Instructions for the task: In the entries below, rewrite the lines from the one containing "87, 148, 108]" through the one containing "52, 123, 69]", changing "interactable" to "clickable" and leaving everything else untouched.

───── Dataset records ─────

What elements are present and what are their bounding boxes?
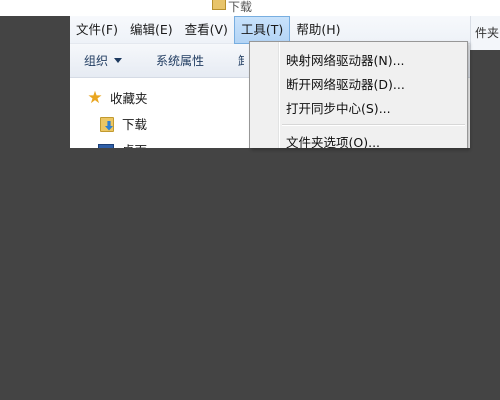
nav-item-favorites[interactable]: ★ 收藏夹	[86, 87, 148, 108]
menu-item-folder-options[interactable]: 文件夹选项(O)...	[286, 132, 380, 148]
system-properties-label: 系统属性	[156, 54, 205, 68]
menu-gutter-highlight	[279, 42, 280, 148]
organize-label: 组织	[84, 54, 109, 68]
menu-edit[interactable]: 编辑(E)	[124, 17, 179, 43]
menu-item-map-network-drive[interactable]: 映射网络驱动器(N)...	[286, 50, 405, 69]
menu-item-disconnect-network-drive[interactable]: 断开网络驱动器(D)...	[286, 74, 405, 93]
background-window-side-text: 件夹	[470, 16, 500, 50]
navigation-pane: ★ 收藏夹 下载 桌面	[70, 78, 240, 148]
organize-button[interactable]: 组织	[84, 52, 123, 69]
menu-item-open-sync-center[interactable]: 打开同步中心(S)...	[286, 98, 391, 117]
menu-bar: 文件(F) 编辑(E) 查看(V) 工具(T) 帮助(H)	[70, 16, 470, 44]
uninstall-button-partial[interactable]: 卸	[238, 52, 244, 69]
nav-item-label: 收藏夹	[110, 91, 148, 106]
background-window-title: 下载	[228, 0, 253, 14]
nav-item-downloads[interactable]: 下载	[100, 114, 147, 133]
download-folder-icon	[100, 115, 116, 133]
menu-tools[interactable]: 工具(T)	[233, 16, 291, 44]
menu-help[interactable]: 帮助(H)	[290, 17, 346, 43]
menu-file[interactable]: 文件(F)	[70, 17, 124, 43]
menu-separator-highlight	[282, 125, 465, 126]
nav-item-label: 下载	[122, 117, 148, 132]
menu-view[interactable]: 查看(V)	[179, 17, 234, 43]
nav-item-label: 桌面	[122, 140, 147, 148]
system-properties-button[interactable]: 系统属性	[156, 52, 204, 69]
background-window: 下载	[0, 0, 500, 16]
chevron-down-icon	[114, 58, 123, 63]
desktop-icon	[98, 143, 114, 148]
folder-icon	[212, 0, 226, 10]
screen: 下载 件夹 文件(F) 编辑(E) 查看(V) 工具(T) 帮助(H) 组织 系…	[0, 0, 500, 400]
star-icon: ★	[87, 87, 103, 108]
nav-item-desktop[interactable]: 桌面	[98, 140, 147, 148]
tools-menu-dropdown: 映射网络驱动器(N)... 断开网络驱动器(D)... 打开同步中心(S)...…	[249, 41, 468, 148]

─────
───── Dataset records ─────

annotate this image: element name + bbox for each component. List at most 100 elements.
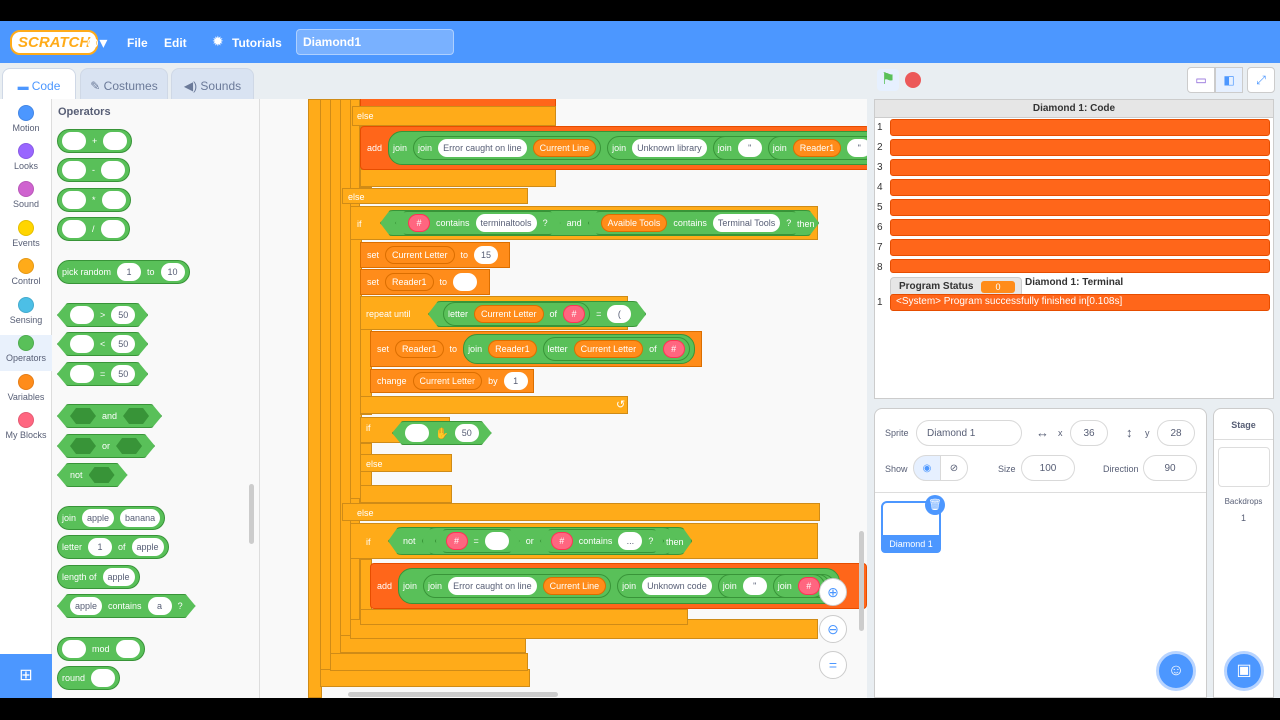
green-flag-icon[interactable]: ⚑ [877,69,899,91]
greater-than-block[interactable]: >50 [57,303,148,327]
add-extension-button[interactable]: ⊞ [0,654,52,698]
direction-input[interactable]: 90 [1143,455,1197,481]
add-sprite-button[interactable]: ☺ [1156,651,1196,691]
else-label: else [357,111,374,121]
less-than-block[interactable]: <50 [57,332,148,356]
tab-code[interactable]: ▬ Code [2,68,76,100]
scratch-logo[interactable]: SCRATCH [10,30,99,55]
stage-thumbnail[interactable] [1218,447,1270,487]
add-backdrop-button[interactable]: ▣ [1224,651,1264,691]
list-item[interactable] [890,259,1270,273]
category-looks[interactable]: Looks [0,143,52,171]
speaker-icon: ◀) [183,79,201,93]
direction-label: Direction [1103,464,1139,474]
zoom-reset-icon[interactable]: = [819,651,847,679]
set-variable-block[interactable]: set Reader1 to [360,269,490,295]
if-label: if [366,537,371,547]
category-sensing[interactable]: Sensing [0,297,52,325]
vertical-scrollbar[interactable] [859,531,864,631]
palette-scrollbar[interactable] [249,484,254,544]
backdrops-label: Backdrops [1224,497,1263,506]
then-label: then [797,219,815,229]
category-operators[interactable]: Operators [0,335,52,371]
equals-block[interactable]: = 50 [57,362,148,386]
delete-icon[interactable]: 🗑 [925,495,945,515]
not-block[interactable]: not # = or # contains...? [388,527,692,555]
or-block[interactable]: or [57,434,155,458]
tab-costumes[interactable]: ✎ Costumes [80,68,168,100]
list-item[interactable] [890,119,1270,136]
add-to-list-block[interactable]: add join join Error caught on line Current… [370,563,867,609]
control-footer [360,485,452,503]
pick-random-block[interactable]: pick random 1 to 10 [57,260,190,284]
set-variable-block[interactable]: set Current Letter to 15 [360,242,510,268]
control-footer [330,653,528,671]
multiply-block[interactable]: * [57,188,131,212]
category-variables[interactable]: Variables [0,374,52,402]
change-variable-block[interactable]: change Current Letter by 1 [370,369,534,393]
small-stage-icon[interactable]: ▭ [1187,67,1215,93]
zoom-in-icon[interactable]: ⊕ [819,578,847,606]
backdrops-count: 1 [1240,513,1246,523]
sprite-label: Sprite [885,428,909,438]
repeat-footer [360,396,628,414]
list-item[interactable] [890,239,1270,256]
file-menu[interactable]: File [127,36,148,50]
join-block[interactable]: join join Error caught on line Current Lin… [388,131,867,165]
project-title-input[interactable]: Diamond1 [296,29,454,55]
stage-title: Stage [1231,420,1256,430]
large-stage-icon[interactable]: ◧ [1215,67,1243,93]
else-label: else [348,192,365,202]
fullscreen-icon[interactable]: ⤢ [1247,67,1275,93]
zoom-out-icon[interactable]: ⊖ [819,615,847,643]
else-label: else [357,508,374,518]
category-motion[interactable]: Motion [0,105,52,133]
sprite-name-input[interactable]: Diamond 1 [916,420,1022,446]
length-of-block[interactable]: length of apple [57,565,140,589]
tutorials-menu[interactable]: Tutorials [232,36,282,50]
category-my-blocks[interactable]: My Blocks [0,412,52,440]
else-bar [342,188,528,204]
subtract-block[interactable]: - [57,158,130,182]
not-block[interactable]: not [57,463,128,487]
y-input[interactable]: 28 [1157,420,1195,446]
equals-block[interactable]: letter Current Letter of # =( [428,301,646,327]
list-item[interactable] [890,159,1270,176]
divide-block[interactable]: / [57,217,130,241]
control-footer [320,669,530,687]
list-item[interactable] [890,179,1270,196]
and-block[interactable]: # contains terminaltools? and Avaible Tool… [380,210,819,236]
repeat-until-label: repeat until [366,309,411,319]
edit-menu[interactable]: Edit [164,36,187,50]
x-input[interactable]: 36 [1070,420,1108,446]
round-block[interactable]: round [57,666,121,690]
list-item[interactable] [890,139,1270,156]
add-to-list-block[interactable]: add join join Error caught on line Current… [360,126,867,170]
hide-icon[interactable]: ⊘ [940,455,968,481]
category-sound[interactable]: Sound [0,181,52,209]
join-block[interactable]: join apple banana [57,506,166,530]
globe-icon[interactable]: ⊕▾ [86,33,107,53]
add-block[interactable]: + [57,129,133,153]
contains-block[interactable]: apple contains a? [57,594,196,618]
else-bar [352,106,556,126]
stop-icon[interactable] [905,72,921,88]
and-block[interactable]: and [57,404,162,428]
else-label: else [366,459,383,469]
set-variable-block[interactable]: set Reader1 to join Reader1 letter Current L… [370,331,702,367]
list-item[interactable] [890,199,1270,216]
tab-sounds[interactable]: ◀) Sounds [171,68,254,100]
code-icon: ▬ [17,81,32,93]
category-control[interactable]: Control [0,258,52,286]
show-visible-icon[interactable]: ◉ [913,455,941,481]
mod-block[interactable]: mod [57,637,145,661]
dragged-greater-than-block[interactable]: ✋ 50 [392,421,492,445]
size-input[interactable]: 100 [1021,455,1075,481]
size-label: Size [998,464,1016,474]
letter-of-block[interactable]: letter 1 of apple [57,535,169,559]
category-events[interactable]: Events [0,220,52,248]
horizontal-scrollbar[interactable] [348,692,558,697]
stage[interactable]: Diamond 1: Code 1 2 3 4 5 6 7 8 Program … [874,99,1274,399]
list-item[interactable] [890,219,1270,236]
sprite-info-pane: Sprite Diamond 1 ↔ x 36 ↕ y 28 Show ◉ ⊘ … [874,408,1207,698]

─────

Final answer:
nav-item-favorites[clickable]: ★ 收藏夹	[86, 87, 148, 108]
menu-item-folder-options[clickable]: 文件夹选项(O)...	[286, 132, 380, 148]
system-properties-label: 系统属性	[156, 54, 205, 68]
menu-gutter-highlight	[279, 42, 280, 148]
organize-label: 组织	[84, 54, 109, 68]
menu-edit[clickable]: 编辑(E)	[124, 17, 179, 43]
menu-item-map-network-drive[clickable]: 映射网络驱动器(N)...	[286, 50, 405, 69]
menu-item-disconnect-network-drive[clickable]: 断开网络驱动器(D)...	[286, 74, 405, 93]
background-window-side-text: 件夹	[470, 16, 500, 50]
navigation-pane: ★ 收藏夹 下载 桌面	[70, 78, 240, 148]
organize-button[clickable]: 组织	[84, 52, 123, 69]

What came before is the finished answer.